The task: Return every line of the material exactly.

--- start Data extract ---

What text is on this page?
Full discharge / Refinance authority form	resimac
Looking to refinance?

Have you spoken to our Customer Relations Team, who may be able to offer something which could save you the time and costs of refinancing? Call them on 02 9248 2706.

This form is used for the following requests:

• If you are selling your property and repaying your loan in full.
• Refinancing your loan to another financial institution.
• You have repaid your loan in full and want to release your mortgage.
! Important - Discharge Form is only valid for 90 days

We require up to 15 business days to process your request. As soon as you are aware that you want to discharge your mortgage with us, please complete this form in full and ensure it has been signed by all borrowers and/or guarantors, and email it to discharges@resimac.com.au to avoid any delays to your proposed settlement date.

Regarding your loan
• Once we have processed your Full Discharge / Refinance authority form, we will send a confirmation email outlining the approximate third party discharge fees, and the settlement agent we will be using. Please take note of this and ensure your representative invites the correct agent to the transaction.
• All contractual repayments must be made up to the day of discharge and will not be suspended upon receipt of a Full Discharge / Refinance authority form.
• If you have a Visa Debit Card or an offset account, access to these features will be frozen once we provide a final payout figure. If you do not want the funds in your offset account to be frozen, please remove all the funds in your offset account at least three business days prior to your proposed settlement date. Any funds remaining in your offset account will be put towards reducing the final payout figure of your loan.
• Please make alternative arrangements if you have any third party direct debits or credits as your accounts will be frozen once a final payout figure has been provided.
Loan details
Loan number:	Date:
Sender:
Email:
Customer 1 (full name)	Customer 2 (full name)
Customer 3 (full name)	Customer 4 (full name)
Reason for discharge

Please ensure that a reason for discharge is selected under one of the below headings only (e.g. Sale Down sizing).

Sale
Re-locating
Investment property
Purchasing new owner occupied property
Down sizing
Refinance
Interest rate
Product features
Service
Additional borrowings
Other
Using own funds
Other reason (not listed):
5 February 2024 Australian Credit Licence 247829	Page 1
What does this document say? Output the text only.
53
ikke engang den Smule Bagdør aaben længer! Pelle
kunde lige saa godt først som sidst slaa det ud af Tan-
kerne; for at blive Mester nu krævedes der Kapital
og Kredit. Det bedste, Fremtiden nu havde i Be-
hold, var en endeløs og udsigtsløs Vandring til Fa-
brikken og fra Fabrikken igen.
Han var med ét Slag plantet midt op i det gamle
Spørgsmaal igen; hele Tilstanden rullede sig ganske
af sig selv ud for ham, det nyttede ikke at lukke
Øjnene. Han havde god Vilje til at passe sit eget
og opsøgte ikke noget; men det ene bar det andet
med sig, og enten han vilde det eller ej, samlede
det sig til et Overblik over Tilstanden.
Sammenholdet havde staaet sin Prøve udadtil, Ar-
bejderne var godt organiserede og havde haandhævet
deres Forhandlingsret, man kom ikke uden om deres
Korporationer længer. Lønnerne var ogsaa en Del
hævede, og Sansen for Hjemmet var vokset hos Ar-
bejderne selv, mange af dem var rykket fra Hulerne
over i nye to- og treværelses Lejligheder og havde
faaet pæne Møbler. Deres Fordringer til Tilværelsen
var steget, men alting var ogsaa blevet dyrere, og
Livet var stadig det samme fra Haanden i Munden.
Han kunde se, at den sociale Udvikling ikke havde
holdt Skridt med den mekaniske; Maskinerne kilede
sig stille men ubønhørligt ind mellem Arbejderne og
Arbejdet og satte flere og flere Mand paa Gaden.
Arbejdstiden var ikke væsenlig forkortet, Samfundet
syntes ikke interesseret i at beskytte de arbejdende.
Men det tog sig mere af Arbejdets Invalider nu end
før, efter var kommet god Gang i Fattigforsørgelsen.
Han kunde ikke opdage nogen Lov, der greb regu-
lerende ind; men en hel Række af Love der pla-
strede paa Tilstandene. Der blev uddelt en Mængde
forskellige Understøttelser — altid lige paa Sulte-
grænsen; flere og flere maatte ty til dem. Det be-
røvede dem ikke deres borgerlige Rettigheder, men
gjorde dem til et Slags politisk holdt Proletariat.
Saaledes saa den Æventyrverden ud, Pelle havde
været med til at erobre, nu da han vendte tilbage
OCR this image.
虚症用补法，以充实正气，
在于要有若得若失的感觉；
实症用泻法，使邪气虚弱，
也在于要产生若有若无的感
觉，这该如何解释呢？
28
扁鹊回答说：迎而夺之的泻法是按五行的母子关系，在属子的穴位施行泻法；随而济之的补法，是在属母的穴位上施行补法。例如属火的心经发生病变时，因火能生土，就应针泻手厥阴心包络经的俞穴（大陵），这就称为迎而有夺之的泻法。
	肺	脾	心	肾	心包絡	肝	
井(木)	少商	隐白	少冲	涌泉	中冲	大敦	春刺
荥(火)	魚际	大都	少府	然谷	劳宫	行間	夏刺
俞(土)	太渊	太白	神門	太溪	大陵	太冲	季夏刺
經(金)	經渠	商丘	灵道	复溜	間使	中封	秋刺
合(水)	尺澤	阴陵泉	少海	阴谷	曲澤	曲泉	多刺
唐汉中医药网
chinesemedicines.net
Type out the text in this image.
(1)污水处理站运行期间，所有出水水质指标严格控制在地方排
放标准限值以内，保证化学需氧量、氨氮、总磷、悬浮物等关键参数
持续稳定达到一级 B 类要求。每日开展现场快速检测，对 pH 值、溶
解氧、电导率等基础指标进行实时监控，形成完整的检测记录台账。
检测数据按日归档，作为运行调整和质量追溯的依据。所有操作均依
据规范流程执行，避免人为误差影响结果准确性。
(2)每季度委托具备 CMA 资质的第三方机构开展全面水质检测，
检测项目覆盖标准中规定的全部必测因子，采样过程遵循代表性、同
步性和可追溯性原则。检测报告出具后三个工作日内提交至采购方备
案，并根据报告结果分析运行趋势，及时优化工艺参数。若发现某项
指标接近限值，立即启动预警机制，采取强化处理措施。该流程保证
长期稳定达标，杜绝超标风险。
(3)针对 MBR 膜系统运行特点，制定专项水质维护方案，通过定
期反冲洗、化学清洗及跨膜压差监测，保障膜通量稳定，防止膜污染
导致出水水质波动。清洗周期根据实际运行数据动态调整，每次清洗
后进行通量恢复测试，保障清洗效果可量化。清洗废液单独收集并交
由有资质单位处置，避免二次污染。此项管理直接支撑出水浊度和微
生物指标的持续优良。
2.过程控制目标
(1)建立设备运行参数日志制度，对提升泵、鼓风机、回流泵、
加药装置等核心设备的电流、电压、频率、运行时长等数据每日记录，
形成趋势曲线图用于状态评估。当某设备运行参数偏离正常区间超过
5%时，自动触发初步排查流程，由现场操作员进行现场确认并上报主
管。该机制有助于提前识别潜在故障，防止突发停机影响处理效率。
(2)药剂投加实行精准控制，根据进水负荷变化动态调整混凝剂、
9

--- end Data extract ---

Solution for this problem:
What text is on this page?
Full discharge / Refinance authority form	resimac
Looking to refinance?

Have you spoken to our Customer Relations Team, who may be able to offer something which could save you the time and costs of refinancing? Call them on 02 9248 2706.

This form is used for the following requests:

• If you are selling your property and repaying your loan in full.
• Refinancing your loan to another financial institution.
• You have repaid your loan in full and want to release your mortgage.
! Important - Discharge Form is only valid for 90 days

We require up to 15 business days to process your request. As soon as you are aware that you want to discharge your mortgage with us, please complete this form in full and ensure it has been signed by all borrowers and/or guarantors, and email it to discharges@resimac.com.au to avoid any delays to your proposed settlement date.

Regarding your loan
• Once we have processed your Full Discharge / Refinance authority form, we will send a confirmation email outlining the approximate third party discharge fees, and the settlement agent we will be using. Please take note of this and ensure your representative invites the correct agent to the transaction.
• All contractual repayments must be made up to the day of discharge and will not be suspended upon receipt of a Full Discharge / Refinance authority form.
• If you have a Visa Debit Card or an offset account, access to these features will be frozen once we provide a final payout figure. If you do not want the funds in your offset account to be frozen, please remove all the funds in your offset account at least three business days prior to your proposed settlement date. Any funds remaining in your offset account will be put towards reducing the final payout figure of your loan.
• Please make alternative arrangements if you have any third party direct debits or credits as your accounts will be frozen once a final payout figure has been provided.
Loan details
Loan number:	Date:
Sender:
Email:
Customer 1 (full name)	Customer 2 (full name)
Customer 3 (full name)	Customer 4 (full name)
Reason for discharge

Please ensure that a reason for discharge is selected under one of the below headings only (e.g. Sale Down sizing).

Sale
Re-locating
Investment property
Purchasing new owner occupied property
Down sizing
Refinance
Interest rate
Product features
Service
Additional borrowings
Other
Using own funds
Other reason (not listed):
5 February 2024 Australian Credit Licence 247829	Page 1
What does this document say? Output the text only.
53
ikke engang den Smule Bagdør aaben længer! Pelle
kunde lige saa godt først som sidst slaa det ud af Tan-
kerne; for at blive Mester nu krævedes der Kapital
og Kredit. Det bedste, Fremtiden nu havde i Be-
hold, var en endeløs og udsigtsløs Vandring til Fa-
brikken og fra Fabrikken igen.
Han var med ét Slag plantet midt op i det gamle
Spørgsmaal igen; hele Tilstanden rullede sig ganske
af sig selv ud for ham, det nyttede ikke at lukke
Øjnene. Han havde god Vilje til at passe sit eget
og opsøgte ikke noget; men det ene bar det andet
med sig, og enten han vilde det eller ej, samlede
det sig til et Overblik over Tilstanden.
Sammenholdet havde staaet sin Prøve udadtil, Ar-
bejderne var godt organiserede og havde haandhævet
deres Forhandlingsret, man kom ikke uden om deres
Korporationer længer. Lønnerne var ogsaa en Del
hævede, og Sansen for Hjemmet var vokset hos Ar-
bejderne selv, mange af dem var rykket fra Hulerne
over i nye to- og treværelses Lejligheder og havde
faaet pæne Møbler. Deres Fordringer til Tilværelsen
var steget, men alting var ogsaa blevet dyrere, og
Livet var stadig det samme fra Haanden i Munden.
Han kunde se, at den sociale Udvikling ikke havde
holdt Skridt med den mekaniske; Maskinerne kilede
sig stille men ubønhørligt ind mellem Arbejderne og
Arbejdet og satte flere og flere Mand paa Gaden.
Arbejdstiden var ikke væsenlig forkortet, Samfundet
syntes ikke interesseret i at beskytte de arbejdende.
Men det tog sig mere af Arbejdets Invalider nu end
før, efter var kommet god Gang i Fattigforsørgelsen.
Han kunde ikke opdage nogen Lov, der greb regu-
lerende ind; men en hel Række af Love der pla-
strede paa Tilstandene. Der blev uddelt en Mængde
forskellige Understøttelser — altid lige paa Sulte-
grænsen; flere og flere maatte ty til dem. Det be-
røvede dem ikke deres borgerlige Rettigheder, men
gjorde dem til et Slags politisk holdt Proletariat.
Saaledes saa den Æventyrverden ud, Pelle havde
været med til at erobre, nu da han vendte tilbage
OCR this image.
虚症用补法，以充实正气，
在于要有若得若失的感觉；
实症用泻法，使邪气虚弱，
也在于要产生若有若无的感
觉，这该如何解释呢？
28
扁鹊回答说：迎而夺之的泻法是按五行的母子关系，在属子的穴位施行泻法；随而济之的补法，是在属母的穴位上施行补法。例如属火的心经发生病变时，因火能生土，就应针泻手厥阴心包络经的俞穴（大陵），这就称为迎而有夺之的泻法。
	肺	脾	心	肾	心包絡	肝	
井(木)	少商	隐白	少冲	涌泉	中冲	大敦	春刺
荥(火)	魚际	大都	少府	然谷	劳宫	行間	夏刺
俞(土)	太渊	太白	神門	太溪	大陵	太冲	季夏刺
經(金)	經渠	商丘	灵道	复溜	間使	中封	秋刺
合(水)	尺澤	阴陵泉	少海	阴谷	曲澤	曲泉	多刺
唐汉中医药网
chinesemedicines.net
Type out the text in this image.
(1)污水处理站运行期间，所有出水水质指标严格控制在地方排
放标准限值以内，保证化学需氧量、氨氮、总磷、悬浮物等关键参数
持续稳定达到一级 B 类要求。每日开展现场快速检测，对 pH 值、溶
解氧、电导率等基础指标进行实时监控，形成完整的检测记录台账。
检测数据按日归档，作为运行调整和质量追溯的依据。所有操作均依
据规范流程执行，避免人为误差影响结果准确性。
(2)每季度委托具备 CMA 资质的第三方机构开展全面水质检测，
检测项目覆盖标准中规定的全部必测因子，采样过程遵循代表性、同
步性和可追溯性原则。检测报告出具后三个工作日内提交至采购方备
案，并根据报告结果分析运行趋势，及时优化工艺参数。若发现某项
指标接近限值，立即启动预警机制，采取强化处理措施。该流程保证
长期稳定达标，杜绝超标风险。
(3)针对 MBR 膜系统运行特点，制定专项水质维护方案，通过定
期反冲洗、化学清洗及跨膜压差监测，保障膜通量稳定，防止膜污染
导致出水水质波动。清洗周期根据实际运行数据动态调整，每次清洗
后进行通量恢复测试，保障清洗效果可量化。清洗废液单独收集并交
由有资质单位处置，避免二次污染。此项管理直接支撑出水浊度和微
生物指标的持续优良。
2.过程控制目标
(1)建立设备运行参数日志制度，对提升泵、鼓风机、回流泵、
加药装置等核心设备的电流、电压、频率、运行时长等数据每日记录，
形成趋势曲线图用于状态评估。当某设备运行参数偏离正常区间超过
5%时，自动触发初步排查流程，由现场操作员进行现场确认并上报主
管。该机制有助于提前识别潜在故障，防止突发停机影响处理效率。
(2)药剂投加实行精准控制，根据进水负荷变化动态调整混凝剂、
9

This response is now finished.